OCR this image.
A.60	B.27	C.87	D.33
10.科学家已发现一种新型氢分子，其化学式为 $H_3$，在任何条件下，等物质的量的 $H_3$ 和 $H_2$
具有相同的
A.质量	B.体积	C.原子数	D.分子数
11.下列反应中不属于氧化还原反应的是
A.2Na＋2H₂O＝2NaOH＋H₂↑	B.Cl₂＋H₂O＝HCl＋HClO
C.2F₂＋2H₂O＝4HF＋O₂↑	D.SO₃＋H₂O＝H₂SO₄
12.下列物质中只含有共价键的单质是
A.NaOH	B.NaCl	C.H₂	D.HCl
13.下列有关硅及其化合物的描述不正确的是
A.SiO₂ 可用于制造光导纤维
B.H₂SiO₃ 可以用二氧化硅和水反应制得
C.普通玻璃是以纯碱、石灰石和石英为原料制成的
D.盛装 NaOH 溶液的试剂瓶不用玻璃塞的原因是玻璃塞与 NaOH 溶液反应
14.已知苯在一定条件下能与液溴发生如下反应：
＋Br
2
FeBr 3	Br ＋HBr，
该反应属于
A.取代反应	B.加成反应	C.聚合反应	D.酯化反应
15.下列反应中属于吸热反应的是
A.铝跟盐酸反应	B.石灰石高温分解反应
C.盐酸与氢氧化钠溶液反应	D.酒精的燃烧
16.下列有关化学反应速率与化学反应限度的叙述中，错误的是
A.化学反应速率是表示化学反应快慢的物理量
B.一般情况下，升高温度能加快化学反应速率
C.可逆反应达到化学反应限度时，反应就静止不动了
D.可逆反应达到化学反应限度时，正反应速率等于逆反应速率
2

**The problem:**
Go through the listing above and restate it word for word.

**Solution to this exercise:**
OCR this image.
A.60	B.27	C.87	D.33
10.科学家已发现一种新型氢分子，其化学式为 $H_3$，在任何条件下，等物质的量的 $H_3$ 和 $H_2$
具有相同的
A.质量	B.体积	C.原子数	D.分子数
11.下列反应中不属于氧化还原反应的是
A.2Na＋2H₂O＝2NaOH＋H₂↑	B.Cl₂＋H₂O＝HCl＋HClO
C.2F₂＋2H₂O＝4HF＋O₂↑	D.SO₃＋H₂O＝H₂SO₄
12.下列物质中只含有共价键的单质是
A.NaOH	B.NaCl	C.H₂	D.HCl
13.下列有关硅及其化合物的描述不正确的是
A.SiO₂ 可用于制造光导纤维
B.H₂SiO₃ 可以用二氧化硅和水反应制得
C.普通玻璃是以纯碱、石灰石和石英为原料制成的
D.盛装 NaOH 溶液的试剂瓶不用玻璃塞的原因是玻璃塞与 NaOH 溶液反应
14.已知苯在一定条件下能与液溴发生如下反应：
＋Br
2
FeBr 3	Br ＋HBr，
该反应属于
A.取代反应	B.加成反应	C.聚合反应	D.酯化反应
15.下列反应中属于吸热反应的是
A.铝跟盐酸反应	B.石灰石高温分解反应
C.盐酸与氢氧化钠溶液反应	D.酒精的燃烧
16.下列有关化学反应速率与化学反应限度的叙述中，错误的是
A.化学反应速率是表示化学反应快慢的物理量
B.一般情况下，升高温度能加快化学反应速率
C.可逆反应达到化学反应限度时，反应就静止不动了
D.可逆反应达到化学反应限度时，正反应速率等于逆反应速率
2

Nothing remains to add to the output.